CHALLENGE:
Please reproduce everything from the start of the items below down through the line containing "- file-code-icon[interactable]: [1595, 315, 1612, 334]", both ends included, with each line unchanged.

SUPPLIED MATERIAL:
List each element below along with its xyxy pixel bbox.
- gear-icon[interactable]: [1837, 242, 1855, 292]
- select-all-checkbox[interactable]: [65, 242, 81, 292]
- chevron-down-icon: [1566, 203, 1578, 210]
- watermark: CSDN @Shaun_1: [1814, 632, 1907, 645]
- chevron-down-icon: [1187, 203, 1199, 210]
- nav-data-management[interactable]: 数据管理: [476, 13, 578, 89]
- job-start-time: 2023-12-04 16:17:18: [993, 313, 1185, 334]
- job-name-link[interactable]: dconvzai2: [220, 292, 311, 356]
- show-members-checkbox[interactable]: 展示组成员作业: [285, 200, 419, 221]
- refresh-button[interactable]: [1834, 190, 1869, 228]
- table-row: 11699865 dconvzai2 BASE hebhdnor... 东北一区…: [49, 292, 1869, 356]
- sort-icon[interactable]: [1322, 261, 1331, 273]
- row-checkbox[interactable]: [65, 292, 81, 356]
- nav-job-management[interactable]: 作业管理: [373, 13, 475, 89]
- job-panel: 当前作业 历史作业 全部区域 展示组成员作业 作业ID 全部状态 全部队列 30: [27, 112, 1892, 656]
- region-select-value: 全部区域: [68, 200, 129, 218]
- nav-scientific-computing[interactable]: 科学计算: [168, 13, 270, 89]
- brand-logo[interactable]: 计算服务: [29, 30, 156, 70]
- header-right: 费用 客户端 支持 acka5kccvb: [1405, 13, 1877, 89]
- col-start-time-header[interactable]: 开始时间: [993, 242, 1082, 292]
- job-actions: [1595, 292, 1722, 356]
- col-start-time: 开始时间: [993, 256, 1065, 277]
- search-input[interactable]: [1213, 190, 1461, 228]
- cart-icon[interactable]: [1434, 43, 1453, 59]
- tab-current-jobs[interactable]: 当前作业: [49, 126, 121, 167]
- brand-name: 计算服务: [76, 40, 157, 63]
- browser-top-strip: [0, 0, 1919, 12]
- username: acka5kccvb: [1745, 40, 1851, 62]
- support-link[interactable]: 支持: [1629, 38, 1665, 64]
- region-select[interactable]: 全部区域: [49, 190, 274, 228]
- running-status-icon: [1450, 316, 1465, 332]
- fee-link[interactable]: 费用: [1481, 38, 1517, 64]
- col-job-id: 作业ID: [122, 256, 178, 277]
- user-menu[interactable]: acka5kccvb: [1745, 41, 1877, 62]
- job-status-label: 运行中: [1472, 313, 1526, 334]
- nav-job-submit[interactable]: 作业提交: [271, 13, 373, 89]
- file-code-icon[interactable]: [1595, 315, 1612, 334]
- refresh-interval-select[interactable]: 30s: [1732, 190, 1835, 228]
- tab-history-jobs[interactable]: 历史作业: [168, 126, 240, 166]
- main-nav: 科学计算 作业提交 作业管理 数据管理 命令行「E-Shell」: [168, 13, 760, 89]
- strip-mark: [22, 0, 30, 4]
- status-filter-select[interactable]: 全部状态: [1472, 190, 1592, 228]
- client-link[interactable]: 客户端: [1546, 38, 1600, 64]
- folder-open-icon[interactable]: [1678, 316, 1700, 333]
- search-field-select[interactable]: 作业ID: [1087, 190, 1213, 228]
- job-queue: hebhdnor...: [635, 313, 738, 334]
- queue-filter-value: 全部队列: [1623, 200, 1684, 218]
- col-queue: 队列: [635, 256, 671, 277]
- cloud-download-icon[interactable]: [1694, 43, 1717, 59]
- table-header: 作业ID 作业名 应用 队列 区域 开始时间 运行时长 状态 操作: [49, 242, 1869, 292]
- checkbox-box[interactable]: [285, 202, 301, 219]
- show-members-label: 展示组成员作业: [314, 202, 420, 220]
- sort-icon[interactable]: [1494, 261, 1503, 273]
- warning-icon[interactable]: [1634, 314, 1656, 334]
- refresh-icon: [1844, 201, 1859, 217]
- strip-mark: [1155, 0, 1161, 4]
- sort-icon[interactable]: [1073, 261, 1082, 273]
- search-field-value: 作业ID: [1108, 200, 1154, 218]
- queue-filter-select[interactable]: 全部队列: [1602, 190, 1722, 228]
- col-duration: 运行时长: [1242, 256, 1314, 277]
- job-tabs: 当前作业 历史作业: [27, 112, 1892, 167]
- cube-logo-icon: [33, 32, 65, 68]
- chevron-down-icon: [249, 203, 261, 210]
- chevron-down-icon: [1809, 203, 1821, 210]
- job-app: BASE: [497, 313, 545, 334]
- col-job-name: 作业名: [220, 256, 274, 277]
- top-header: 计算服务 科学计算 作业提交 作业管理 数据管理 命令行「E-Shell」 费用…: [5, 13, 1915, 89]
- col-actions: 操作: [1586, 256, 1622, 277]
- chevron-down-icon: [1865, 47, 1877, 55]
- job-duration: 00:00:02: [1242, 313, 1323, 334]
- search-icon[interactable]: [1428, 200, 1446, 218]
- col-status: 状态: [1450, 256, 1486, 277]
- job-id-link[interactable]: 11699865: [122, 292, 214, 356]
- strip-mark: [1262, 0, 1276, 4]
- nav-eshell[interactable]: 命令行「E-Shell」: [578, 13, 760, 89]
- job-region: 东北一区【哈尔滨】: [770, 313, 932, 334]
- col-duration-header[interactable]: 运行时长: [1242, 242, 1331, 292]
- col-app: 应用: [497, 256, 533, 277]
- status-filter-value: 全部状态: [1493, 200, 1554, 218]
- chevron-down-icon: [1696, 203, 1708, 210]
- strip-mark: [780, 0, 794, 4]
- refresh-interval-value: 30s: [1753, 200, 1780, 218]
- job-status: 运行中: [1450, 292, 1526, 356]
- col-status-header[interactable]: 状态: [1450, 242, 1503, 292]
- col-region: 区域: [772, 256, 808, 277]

WORKED ANSWER:
List each element below along with its xyxy pixel bbox.
- gear-icon[interactable]: [1837, 242, 1855, 292]
- select-all-checkbox[interactable]: [65, 242, 81, 292]
- chevron-down-icon: [1566, 203, 1578, 210]
- watermark: CSDN @Shaun_1: [1814, 632, 1907, 645]
- chevron-down-icon: [1187, 203, 1199, 210]
- nav-data-management[interactable]: 数据管理: [476, 13, 578, 89]
- job-start-time: 2023-12-04 16:17:18: [993, 313, 1185, 334]
- job-name-link[interactable]: dconvzai2: [220, 292, 311, 356]
- show-members-checkbox[interactable]: 展示组成员作业: [285, 200, 419, 221]
- refresh-button[interactable]: [1834, 190, 1869, 228]
- table-row: 11699865 dconvzai2 BASE hebhdnor... 东北一区…: [49, 292, 1869, 356]
- sort-icon[interactable]: [1322, 261, 1331, 273]
- row-checkbox[interactable]: [65, 292, 81, 356]
- nav-job-management[interactable]: 作业管理: [373, 13, 475, 89]
- job-panel: 当前作业 历史作业 全部区域 展示组成员作业 作业ID 全部状态 全部队列 30: [27, 112, 1892, 656]
- region-select-value: 全部区域: [68, 200, 129, 218]
- nav-scientific-computing[interactable]: 科学计算: [168, 13, 270, 89]
- brand-logo[interactable]: 计算服务: [29, 30, 156, 70]
- header-right: 费用 客户端 支持 acka5kccvb: [1405, 13, 1877, 89]
- col-start-time-header[interactable]: 开始时间: [993, 242, 1082, 292]
- job-actions: [1595, 292, 1722, 356]
- col-start-time: 开始时间: [993, 256, 1065, 277]
- search-input[interactable]: [1213, 190, 1461, 228]
- cart-icon[interactable]: [1434, 43, 1453, 59]
- tab-current-jobs[interactable]: 当前作业: [49, 126, 121, 167]
- brand-name: 计算服务: [76, 40, 157, 63]
- browser-top-strip: [0, 0, 1919, 12]
- username: acka5kccvb: [1745, 40, 1851, 62]
- support-link[interactable]: 支持: [1629, 38, 1665, 64]
- region-select[interactable]: 全部区域: [49, 190, 274, 228]
- running-status-icon: [1450, 316, 1465, 332]
- fee-link[interactable]: 费用: [1481, 38, 1517, 64]
- col-job-id: 作业ID: [122, 256, 178, 277]
- user-menu[interactable]: acka5kccvb: [1745, 41, 1877, 62]
- job-status-label: 运行中: [1472, 313, 1526, 334]
- nav-job-submit[interactable]: 作业提交: [271, 13, 373, 89]
- file-code-icon[interactable]: [1595, 315, 1612, 334]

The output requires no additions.